◆ EXERCISE DIRECTIONS
Write the records below out in full, character for character, with no pictures.

########

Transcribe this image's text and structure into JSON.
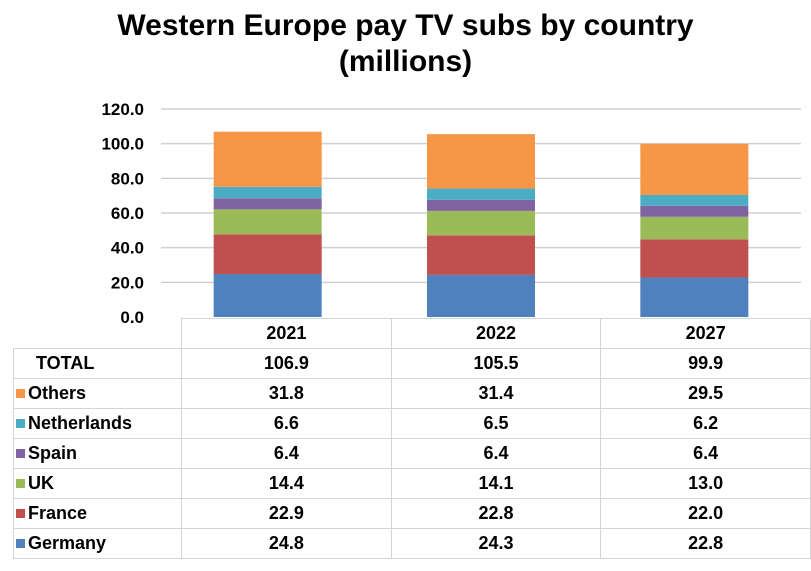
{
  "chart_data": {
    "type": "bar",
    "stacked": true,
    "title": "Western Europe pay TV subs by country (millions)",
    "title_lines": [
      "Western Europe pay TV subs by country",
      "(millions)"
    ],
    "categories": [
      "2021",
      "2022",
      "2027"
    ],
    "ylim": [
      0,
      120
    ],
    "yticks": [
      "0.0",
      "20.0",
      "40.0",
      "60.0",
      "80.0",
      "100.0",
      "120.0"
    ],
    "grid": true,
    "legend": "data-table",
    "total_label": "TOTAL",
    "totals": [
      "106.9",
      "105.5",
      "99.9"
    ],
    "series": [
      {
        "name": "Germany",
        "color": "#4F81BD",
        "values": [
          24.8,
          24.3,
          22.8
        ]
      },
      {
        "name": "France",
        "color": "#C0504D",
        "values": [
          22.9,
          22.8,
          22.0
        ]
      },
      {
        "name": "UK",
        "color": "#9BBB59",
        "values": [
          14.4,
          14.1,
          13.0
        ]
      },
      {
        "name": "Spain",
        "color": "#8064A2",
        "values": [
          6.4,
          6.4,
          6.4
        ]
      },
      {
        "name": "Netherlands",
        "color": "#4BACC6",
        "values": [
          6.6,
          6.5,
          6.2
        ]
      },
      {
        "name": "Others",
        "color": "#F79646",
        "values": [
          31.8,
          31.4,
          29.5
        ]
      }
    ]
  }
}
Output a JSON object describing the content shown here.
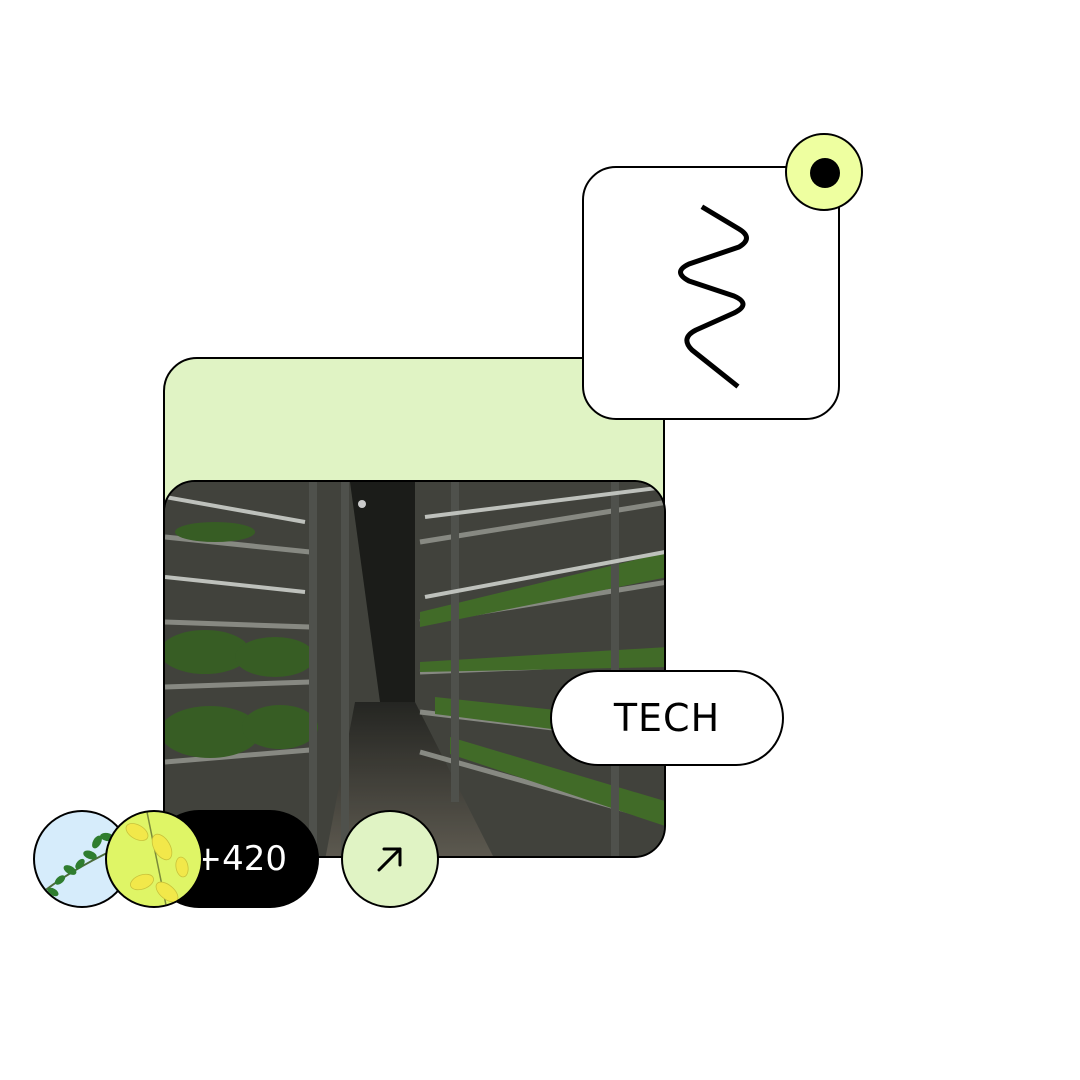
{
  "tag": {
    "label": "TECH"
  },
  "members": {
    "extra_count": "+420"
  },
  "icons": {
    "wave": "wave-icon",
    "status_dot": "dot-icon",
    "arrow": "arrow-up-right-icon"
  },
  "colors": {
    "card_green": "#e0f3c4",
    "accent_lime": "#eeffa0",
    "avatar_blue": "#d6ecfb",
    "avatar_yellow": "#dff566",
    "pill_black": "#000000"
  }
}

########

◆ SOLUTION TO THIS PROBLEM
Transcribe this image's text and structure into JSON.
{
  "chart_data": {
    "type": "bar",
    "stacked": true,
    "title": "Western Europe pay TV subs by country (millions)",
    "title_lines": [
      "Western Europe pay TV subs by country",
      "(millions)"
    ],
    "categories": [
      "2021",
      "2022",
      "2027"
    ],
    "ylim": [
      0,
      120
    ],
    "yticks": [
      "0.0",
      "20.0",
      "40.0",
      "60.0",
      "80.0",
      "100.0",
      "120.0"
    ],
    "grid": true,
    "legend": "data-table",
    "total_label": "TOTAL",
    "totals": [
      "106.9",
      "105.5",
      "99.9"
    ],
    "series": [
      {
        "name": "Germany",
        "color": "#4F81BD",
        "values": [
          24.8,
          24.3,
          22.8
        ]
      },
      {
        "name": "France",
        "color": "#C0504D",
        "values": [
          22.9,
          22.8,
          22.0
        ]
      },
      {
        "name": "UK",
        "color": "#9BBB59",
        "values": [
          14.4,
          14.1,
          13.0
        ]
      },
      {
        "name": "Spain",
        "color": "#8064A2",
        "values": [
          6.4,
          6.4,
          6.4
        ]
      },
      {
        "name": "Netherlands",
        "color": "#4BACC6",
        "values": [
          6.6,
          6.5,
          6.2
        ]
      },
      {
        "name": "Others",
        "color": "#F79646",
        "values": [
          31.8,
          31.4,
          29.5
        ]
      }
    ]
  }
}
Output a JSON object describing the content shown here.
{
  "tag": {
    "label": "TECH"
  },
  "members": {
    "extra_count": "+420"
  },
  "icons": {
    "wave": "wave-icon",
    "status_dot": "dot-icon",
    "arrow": "arrow-up-right-icon"
  },
  "colors": {
    "card_green": "#e0f3c4",
    "accent_lime": "#eeffa0",
    "avatar_blue": "#d6ecfb",
    "avatar_yellow": "#dff566",
    "pill_black": "#000000"
  }
}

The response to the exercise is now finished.